What needs to be done → Below are some records. Copy every line in them that holds "Mapped".

Records for this exercise →
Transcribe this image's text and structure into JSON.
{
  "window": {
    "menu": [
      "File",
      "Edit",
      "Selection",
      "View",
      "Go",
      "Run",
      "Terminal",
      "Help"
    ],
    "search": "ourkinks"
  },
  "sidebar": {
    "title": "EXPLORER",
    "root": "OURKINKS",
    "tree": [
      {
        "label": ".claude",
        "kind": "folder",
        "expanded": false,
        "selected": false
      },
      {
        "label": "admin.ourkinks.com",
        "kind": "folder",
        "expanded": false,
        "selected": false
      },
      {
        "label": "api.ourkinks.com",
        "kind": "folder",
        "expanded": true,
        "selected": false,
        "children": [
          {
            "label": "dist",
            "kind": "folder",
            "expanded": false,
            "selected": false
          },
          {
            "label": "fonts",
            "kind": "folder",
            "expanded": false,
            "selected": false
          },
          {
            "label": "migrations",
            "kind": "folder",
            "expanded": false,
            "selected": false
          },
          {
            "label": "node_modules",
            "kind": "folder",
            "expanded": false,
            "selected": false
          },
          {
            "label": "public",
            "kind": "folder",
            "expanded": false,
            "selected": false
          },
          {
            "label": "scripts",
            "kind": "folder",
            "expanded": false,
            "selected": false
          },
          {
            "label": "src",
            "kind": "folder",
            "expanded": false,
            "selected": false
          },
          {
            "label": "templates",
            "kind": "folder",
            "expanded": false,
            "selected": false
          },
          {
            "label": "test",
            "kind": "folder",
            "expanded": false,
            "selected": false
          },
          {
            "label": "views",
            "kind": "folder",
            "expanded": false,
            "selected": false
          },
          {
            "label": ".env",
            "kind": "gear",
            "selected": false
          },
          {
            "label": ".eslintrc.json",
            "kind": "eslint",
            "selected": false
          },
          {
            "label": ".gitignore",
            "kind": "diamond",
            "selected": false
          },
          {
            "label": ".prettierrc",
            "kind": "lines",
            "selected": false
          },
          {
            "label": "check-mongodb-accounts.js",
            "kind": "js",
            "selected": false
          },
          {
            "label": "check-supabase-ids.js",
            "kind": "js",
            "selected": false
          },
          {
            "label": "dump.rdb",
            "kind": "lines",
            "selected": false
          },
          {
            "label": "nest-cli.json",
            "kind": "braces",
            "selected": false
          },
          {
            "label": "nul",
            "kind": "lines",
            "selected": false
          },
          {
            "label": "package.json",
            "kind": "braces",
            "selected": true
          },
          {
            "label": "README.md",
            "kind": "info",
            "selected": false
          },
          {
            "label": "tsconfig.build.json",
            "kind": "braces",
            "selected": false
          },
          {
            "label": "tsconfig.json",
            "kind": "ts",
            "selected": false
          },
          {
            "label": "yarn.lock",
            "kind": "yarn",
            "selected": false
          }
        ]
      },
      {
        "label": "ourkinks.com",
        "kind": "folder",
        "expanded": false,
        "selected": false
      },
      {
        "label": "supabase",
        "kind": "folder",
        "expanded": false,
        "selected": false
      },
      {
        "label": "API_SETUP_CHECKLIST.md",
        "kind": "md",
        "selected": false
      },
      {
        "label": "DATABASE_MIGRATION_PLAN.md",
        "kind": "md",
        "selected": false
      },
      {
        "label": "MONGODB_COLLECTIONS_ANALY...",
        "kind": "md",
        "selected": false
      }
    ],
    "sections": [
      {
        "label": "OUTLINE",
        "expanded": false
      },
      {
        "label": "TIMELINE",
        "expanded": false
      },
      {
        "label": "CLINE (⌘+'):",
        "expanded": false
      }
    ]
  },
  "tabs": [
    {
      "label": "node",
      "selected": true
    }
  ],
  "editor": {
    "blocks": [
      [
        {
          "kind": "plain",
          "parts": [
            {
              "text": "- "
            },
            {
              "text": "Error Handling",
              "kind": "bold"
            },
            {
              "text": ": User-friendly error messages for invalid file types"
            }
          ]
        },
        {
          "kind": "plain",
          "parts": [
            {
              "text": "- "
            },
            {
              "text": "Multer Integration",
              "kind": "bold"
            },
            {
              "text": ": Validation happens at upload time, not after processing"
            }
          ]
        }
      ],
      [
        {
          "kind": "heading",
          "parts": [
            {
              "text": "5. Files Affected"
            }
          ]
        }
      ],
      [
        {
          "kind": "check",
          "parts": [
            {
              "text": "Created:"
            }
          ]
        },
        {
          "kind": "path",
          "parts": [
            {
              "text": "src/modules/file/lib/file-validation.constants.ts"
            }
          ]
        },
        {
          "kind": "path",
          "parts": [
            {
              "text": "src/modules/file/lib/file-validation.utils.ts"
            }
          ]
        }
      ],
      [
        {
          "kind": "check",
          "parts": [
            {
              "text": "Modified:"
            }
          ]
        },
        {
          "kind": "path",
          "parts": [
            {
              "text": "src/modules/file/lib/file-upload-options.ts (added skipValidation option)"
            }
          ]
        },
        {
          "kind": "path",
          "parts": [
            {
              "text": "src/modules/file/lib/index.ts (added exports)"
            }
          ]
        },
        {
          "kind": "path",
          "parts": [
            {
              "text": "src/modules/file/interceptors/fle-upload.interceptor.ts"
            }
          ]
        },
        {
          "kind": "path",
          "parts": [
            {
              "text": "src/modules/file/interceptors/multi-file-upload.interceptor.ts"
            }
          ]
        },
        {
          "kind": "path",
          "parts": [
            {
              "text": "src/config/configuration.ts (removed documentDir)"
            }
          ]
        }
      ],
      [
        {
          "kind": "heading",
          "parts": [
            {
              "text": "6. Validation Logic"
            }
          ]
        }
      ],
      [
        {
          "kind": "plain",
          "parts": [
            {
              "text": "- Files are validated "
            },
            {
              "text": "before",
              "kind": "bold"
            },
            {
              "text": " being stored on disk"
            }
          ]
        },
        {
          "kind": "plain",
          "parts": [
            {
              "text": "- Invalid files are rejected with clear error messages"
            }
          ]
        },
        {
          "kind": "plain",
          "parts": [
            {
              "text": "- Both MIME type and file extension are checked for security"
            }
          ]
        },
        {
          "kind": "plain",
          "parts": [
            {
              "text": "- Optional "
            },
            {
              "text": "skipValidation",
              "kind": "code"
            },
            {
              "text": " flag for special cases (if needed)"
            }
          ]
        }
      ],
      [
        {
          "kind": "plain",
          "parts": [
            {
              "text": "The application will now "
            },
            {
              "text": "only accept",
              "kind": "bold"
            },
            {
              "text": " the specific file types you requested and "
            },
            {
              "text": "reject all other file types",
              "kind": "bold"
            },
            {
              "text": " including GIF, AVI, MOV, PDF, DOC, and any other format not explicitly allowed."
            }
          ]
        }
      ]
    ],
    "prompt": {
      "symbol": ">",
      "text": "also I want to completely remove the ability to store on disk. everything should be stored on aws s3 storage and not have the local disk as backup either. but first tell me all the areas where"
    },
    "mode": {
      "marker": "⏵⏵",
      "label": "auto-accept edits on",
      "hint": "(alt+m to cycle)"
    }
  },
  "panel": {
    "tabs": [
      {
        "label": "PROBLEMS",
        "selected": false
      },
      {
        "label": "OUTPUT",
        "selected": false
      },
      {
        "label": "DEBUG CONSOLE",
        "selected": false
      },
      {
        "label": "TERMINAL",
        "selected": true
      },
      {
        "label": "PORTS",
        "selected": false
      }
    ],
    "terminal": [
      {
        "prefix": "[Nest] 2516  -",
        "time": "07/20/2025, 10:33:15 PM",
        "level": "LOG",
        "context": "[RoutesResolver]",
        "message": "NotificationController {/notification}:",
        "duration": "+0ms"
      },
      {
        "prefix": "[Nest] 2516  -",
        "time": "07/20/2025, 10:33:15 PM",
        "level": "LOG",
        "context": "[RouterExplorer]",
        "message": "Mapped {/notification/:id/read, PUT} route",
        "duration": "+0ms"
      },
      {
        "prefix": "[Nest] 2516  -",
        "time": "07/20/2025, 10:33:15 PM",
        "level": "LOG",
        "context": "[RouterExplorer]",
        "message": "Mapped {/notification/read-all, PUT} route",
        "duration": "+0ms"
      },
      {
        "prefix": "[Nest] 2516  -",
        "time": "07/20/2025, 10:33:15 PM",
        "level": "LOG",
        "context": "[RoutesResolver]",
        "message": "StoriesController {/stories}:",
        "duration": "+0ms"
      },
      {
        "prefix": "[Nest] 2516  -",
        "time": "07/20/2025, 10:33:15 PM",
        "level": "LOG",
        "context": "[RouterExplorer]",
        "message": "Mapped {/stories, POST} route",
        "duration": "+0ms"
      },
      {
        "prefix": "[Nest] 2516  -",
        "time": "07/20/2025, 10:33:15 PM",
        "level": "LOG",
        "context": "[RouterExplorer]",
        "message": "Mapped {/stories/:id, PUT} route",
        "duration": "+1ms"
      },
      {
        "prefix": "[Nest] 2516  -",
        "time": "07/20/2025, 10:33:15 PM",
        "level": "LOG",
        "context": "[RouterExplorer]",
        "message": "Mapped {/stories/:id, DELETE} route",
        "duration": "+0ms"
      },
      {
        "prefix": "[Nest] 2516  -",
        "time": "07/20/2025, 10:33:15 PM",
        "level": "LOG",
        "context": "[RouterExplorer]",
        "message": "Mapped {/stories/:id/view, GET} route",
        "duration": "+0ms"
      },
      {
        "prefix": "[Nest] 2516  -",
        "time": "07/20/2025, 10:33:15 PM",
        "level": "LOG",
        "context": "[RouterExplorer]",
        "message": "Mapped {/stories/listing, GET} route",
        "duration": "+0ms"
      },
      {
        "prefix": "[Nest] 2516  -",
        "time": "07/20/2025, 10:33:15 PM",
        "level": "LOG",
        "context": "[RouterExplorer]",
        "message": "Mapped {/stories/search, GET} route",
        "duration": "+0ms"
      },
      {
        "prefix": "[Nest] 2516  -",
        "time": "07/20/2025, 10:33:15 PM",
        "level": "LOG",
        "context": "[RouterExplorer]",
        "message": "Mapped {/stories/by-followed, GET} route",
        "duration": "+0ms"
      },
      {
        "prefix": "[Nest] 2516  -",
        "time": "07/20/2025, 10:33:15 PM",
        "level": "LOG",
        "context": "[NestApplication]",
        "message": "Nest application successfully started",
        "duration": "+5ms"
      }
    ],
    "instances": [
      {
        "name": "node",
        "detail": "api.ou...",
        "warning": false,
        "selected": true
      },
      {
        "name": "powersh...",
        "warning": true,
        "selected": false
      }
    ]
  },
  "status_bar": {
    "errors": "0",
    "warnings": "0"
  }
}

Finished answer →
        "message": "Mapped {/notification/:id/read, PUT} route",
        "message": "Mapped {/notification/read-all, PUT} route",
        "message": "Mapped {/stories, POST} route",
        "message": "Mapped {/stories/:id, PUT} route",
        "message": "Mapped {/stories/:id, DELETE} route",
        "message": "Mapped {/stories/:id/view, GET} route",
        "message": "Mapped {/stories/listing, GET} route",
        "message": "Mapped {/stories/search, GET} route",
        "message": "Mapped {/stories/by-followed, GET} route",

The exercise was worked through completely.